__作業内容__. 下のリストの全行を、一字も変えずに再掲してください。

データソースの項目
--------------------

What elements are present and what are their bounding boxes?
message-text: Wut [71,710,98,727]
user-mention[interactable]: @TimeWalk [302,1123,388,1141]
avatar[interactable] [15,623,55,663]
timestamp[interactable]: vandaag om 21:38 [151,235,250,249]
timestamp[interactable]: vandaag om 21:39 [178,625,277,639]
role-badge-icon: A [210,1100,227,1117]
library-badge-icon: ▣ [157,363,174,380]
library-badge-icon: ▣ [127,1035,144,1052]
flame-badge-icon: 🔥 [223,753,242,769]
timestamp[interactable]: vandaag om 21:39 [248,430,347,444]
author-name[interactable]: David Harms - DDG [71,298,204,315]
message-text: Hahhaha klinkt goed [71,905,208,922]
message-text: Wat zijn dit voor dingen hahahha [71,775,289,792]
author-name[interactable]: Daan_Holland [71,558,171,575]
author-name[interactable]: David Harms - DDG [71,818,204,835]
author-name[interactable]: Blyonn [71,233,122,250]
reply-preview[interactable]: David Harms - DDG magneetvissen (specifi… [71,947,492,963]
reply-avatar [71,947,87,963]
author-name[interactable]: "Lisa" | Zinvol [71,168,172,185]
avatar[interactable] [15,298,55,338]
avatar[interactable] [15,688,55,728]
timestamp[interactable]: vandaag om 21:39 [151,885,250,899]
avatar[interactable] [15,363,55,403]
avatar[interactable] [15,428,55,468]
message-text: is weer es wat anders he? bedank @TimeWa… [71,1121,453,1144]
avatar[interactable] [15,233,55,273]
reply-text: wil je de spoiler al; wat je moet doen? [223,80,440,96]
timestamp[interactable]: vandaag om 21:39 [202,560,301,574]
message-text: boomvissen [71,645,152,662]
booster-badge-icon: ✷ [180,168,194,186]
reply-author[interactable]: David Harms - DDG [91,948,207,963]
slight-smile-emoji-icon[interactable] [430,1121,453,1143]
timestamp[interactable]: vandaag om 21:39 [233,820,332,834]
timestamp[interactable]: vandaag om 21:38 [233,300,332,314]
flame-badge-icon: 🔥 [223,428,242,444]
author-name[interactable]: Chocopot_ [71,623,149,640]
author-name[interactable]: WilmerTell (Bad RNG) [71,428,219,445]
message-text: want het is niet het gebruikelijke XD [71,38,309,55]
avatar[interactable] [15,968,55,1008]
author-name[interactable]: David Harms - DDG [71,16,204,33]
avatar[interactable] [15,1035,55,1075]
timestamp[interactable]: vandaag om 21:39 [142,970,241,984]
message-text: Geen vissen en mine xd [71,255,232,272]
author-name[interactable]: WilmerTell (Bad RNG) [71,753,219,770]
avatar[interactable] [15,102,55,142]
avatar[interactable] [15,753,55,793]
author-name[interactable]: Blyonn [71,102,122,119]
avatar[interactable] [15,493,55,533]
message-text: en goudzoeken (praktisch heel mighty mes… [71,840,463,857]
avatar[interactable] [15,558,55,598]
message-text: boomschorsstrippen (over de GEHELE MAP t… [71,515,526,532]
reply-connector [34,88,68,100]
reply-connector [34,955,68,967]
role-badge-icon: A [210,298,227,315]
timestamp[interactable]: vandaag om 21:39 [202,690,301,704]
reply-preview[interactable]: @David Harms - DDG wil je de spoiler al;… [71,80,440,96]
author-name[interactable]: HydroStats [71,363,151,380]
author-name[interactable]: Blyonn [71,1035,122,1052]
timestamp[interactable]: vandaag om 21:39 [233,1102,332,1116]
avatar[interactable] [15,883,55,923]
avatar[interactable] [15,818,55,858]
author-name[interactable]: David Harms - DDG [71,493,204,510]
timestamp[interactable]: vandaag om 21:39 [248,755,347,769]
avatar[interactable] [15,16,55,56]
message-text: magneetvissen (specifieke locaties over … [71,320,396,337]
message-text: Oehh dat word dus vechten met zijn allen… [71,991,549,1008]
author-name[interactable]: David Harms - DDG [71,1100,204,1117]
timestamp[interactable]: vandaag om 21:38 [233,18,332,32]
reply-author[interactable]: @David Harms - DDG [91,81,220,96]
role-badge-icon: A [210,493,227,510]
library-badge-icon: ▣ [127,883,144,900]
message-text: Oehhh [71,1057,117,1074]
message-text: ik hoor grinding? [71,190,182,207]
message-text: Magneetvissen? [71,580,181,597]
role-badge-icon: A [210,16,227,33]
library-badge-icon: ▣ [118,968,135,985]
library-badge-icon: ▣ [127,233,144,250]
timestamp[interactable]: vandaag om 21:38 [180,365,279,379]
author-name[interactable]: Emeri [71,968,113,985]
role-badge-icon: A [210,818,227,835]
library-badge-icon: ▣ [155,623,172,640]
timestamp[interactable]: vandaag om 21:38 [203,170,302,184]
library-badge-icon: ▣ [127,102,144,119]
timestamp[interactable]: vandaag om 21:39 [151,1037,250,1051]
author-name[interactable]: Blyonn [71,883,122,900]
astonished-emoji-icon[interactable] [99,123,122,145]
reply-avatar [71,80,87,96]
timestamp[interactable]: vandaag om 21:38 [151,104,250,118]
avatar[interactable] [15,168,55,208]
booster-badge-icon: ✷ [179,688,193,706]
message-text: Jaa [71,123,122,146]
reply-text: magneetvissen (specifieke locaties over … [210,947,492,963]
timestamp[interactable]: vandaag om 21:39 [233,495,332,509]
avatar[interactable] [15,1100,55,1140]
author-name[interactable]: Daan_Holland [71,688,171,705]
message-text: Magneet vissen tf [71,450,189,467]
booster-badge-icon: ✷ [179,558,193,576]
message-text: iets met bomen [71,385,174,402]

--------------------

__記述回答__.
What elements are present and what are their bounding boxes?
message-text: Wut [71,710,98,727]
user-mention[interactable]: @TimeWalk [302,1123,388,1141]
avatar[interactable] [15,623,55,663]
timestamp[interactable]: vandaag om 21:38 [151,235,250,249]
timestamp[interactable]: vandaag om 21:39 [178,625,277,639]
role-badge-icon: A [210,1100,227,1117]
library-badge-icon: ▣ [157,363,174,380]
library-badge-icon: ▣ [127,1035,144,1052]
flame-badge-icon: 🔥 [223,753,242,769]
timestamp[interactable]: vandaag om 21:39 [248,430,347,444]
author-name[interactable]: David Harms - DDG [71,298,204,315]
message-text: Hahhaha klinkt goed [71,905,208,922]
message-text: Wat zijn dit voor dingen hahahha [71,775,289,792]
author-name[interactable]: Daan_Holland [71,558,171,575]
author-name[interactable]: David Harms - DDG [71,818,204,835]
author-name[interactable]: Blyonn [71,233,122,250]
reply-preview[interactable]: David Harms - DDG magneetvissen (specifi… [71,947,492,963]
reply-avatar [71,947,87,963]
author-name[interactable]: "Lisa" | Zinvol [71,168,172,185]
avatar[interactable] [15,298,55,338]
avatar[interactable] [15,688,55,728]
timestamp[interactable]: vandaag om 21:39 [151,885,250,899]
avatar[interactable] [15,363,55,403]
avatar[interactable] [15,428,55,468]
message-text: is weer es wat anders he? bedank @TimeWa… [71,1121,453,1144]
avatar[interactable] [15,233,55,273]
reply-text: wil je de spoiler al; wat je moet doen? [223,80,440,96]
timestamp[interactable]: vandaag om 21:39 [202,560,301,574]
message-text: boomvissen [71,645,152,662]
booster-badge-icon: ✷ [180,168,194,186]
reply-author[interactable]: David Harms - DDG [91,948,207,963]
slight-smile-emoji-icon[interactable] [430,1121,453,1143]
timestamp[interactable]: vandaag om 21:39 [233,820,332,834]
timestamp[interactable]: vandaag om 21:38 [233,300,332,314]
flame-badge-icon: 🔥 [223,428,242,444]
author-name[interactable]: Chocopot_ [71,623,149,640]
author-name[interactable]: WilmerTell (Bad RNG) [71,428,219,445]
message-text: want het is niet het gebruikelijke XD [71,38,309,55]
avatar[interactable] [15,968,55,1008]
author-name[interactable]: David Harms - DDG [71,16,204,33]
avatar[interactable] [15,1035,55,1075]
timestamp[interactable]: vandaag om 21:39 [142,970,241,984]
message-text: Geen vissen en mine xd [71,255,232,272]
author-name[interactable]: WilmerTell (Bad RNG) [71,753,219,770]
avatar[interactable] [15,102,55,142]
avatar[interactable] [15,753,55,793]
author-name[interactable]: Blyonn [71,102,122,119]
avatar[interactable] [15,493,55,533]
message-text: en goudzoeken (praktisch heel mighty mes… [71,840,463,857]
avatar[interactable] [15,558,55,598]
message-text: boomschorsstrippen (over de GEHELE MAP t… [71,515,526,532]
reply-connector [34,88,68,100]
reply-connector [34,955,68,967]
role-badge-icon: A [210,298,227,315]
timestamp[interactable]: vandaag om 21:39 [202,690,301,704]
reply-preview[interactable]: @David Harms - DDG wil je de spoiler al;… [71,80,440,96]
author-name[interactable]: HydroStats [71,363,151,380]
author-name[interactable]: Blyonn [71,1035,122,1052]
timestamp[interactable]: vandaag om 21:39 [233,1102,332,1116]
avatar[interactable] [15,883,55,923]
avatar[interactable] [15,818,55,858]
author-name[interactable]: David Harms - DDG [71,493,204,510]
timestamp[interactable]: vandaag om 21:39 [248,755,347,769]
avatar[interactable] [15,16,55,56]
message-text: magneetvissen (specifieke locaties over … [71,320,396,337]
message-text: Oehh dat word dus vechten met zijn allen… [71,991,549,1008]
author-name[interactable]: David Harms - DDG [71,1100,204,1117]
timestamp[interactable]: vandaag om 21:38 [233,18,332,32]
reply-author[interactable]: @David Harms - DDG [91,81,220,96]
role-badge-icon: A [210,493,227,510]
library-badge-icon: ▣ [127,883,144,900]
message-text: Oehhh [71,1057,117,1074]
message-text: ik hoor grinding? [71,190,182,207]
message-text: Magneetvissen? [71,580,181,597]
role-badge-icon: A [210,16,227,33]
library-badge-icon: ▣ [118,968,135,985]
library-badge-icon: ▣ [127,233,144,250]
timestamp[interactable]: vandaag om 21:38 [180,365,279,379]
author-name[interactable]: Emeri [71,968,113,985]
role-badge-icon: A [210,818,227,835]
library-badge-icon: ▣ [155,623,172,640]
timestamp[interactable]: vandaag om 21:38 [203,170,302,184]
library-badge-icon: ▣ [127,102,144,119]
timestamp[interactable]: vandaag om 21:39 [151,1037,250,1051]
author-name[interactable]: Blyonn [71,883,122,900]
astonished-emoji-icon[interactable] [99,123,122,145]
reply-avatar [71,80,87,96]
timestamp[interactable]: vandaag om 21:38 [151,104,250,118]
avatar[interactable] [15,168,55,208]
booster-badge-icon: ✷ [179,688,193,706]
message-text: Jaa [71,123,122,146]
reply-text: magneetvissen (specifieke locaties over … [210,947,492,963]
timestamp[interactable]: vandaag om 21:39 [233,495,332,509]
avatar[interactable] [15,1100,55,1140]
author-name[interactable]: Daan_Holland [71,688,171,705]
message-text: Magneet vissen tf [71,450,189,467]
booster-badge-icon: ✷ [179,558,193,576]
message-text: iets met bomen [71,385,174,402]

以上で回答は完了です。